■ **WORK TO COMPLETE**:
Within the data that follows, how many lines carry the string "this"? Give the number alone.

(Data listing)
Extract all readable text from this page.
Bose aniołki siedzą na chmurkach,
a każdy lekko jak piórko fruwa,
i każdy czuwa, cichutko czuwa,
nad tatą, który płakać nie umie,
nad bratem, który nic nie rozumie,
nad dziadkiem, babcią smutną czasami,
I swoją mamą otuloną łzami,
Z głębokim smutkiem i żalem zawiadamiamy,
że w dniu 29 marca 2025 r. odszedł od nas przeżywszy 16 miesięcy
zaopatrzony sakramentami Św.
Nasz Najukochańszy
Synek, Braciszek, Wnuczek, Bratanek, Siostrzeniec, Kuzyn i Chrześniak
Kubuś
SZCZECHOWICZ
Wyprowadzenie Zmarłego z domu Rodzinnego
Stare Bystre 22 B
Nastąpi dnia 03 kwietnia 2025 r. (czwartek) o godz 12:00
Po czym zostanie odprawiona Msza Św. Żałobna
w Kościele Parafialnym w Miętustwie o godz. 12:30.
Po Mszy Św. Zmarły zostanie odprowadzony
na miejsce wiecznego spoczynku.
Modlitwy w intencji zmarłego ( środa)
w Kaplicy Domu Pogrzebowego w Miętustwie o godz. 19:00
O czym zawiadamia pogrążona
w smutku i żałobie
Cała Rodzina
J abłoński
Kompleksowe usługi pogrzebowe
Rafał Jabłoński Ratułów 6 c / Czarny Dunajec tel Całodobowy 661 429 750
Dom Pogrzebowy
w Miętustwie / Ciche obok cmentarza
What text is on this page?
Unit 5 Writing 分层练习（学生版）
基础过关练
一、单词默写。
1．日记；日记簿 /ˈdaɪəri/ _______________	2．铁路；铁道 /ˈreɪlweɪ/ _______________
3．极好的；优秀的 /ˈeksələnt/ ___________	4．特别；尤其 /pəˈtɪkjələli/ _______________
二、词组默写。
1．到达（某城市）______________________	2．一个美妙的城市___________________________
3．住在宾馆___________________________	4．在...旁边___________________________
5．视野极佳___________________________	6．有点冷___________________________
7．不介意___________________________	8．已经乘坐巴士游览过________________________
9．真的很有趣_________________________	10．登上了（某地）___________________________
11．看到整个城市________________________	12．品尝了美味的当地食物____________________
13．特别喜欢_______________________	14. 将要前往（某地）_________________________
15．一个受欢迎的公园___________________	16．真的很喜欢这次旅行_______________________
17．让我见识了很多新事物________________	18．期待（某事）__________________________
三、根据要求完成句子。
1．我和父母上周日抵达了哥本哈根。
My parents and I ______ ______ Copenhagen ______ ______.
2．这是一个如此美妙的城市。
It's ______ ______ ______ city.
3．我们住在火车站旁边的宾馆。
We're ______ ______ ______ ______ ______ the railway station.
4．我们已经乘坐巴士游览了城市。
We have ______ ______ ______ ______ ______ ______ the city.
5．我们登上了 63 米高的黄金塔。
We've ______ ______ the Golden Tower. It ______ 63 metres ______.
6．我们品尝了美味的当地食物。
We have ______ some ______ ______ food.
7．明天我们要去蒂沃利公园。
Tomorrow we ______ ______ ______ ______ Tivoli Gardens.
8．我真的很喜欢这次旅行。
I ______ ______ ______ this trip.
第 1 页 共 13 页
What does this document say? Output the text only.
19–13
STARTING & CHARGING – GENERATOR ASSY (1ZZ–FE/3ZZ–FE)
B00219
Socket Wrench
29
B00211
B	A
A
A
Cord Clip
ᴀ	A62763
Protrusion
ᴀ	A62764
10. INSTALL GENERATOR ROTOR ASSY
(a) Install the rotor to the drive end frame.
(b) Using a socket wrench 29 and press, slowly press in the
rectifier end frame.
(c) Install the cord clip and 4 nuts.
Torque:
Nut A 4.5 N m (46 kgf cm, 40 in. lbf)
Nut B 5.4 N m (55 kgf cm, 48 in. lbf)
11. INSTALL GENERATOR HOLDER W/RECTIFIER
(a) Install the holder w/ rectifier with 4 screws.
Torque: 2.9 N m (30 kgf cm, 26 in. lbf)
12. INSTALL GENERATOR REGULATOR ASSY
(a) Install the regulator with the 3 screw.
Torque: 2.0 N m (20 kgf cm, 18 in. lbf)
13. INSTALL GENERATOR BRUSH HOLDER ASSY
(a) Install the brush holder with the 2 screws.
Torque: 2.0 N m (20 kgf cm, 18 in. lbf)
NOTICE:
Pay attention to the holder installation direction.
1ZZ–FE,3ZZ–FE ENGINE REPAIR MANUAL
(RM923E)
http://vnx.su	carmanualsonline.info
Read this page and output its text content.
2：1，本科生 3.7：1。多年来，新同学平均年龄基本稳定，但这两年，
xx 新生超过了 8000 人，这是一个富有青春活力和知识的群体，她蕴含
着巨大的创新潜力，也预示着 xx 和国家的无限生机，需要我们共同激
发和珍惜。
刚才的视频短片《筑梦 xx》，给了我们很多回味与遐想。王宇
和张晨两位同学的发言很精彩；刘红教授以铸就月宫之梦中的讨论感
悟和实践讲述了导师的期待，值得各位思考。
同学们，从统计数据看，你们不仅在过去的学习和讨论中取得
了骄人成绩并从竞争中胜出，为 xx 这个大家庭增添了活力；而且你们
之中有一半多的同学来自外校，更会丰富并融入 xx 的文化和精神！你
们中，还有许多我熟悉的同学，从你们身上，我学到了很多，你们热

■ **OUTPUT OF THE TASK**:
5